[Extracted records]
——————
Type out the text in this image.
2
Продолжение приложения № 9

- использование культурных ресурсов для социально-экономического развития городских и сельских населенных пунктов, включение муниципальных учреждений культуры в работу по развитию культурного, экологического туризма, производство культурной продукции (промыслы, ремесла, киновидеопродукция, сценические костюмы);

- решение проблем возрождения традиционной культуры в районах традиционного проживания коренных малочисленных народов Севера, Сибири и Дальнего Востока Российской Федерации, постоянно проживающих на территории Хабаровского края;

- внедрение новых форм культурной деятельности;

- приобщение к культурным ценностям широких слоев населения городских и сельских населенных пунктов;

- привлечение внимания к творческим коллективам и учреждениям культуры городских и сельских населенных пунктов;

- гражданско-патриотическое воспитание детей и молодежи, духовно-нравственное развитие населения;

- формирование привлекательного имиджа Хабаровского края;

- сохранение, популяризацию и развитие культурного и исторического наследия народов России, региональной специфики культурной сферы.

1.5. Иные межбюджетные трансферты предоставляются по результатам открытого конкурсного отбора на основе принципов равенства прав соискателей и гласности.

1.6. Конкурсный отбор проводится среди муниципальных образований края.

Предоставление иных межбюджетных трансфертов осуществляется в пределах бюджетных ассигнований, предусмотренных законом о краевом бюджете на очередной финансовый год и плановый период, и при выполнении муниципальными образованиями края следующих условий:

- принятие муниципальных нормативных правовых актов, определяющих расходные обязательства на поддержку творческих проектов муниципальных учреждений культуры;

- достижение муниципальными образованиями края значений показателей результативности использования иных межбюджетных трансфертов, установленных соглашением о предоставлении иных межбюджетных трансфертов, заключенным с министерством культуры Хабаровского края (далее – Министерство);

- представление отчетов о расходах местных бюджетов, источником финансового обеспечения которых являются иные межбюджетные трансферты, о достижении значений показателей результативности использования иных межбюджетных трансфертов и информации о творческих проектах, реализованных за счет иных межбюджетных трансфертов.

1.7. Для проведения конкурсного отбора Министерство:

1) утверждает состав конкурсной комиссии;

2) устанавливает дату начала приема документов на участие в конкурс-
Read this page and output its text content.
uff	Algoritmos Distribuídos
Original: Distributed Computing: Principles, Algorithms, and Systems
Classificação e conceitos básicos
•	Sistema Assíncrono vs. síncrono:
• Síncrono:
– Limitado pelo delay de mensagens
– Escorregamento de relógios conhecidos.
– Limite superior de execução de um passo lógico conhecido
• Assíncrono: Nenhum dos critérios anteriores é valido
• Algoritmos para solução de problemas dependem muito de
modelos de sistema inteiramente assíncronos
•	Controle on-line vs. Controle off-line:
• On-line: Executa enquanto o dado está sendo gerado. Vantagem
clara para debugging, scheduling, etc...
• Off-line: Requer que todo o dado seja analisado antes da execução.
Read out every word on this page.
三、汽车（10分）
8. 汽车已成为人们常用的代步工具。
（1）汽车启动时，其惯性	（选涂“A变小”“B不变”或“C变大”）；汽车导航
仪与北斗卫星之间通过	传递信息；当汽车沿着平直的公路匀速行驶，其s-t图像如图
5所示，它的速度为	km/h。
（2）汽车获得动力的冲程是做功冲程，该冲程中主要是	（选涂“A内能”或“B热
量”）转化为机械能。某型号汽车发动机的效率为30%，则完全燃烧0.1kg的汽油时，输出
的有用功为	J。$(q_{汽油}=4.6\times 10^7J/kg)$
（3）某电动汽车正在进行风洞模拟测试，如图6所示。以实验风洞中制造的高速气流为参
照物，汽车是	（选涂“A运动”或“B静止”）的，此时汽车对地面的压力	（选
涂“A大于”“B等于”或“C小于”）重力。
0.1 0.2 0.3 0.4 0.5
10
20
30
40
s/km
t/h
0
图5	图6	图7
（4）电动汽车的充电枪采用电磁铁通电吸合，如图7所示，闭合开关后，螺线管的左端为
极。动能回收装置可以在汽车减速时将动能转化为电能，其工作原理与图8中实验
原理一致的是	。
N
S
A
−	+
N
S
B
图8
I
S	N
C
——————
Written instruction: Using the listing above, gather each line that holds the string "развитие" and copy it.

Task answer:
- гражданско-патриотическое воспитание детей и молодежи, духовно-нравственное развитие населения;
- сохранение, популяризацию и развитие культурного и исторического наследия народов России, региональной специфики культурной сферы.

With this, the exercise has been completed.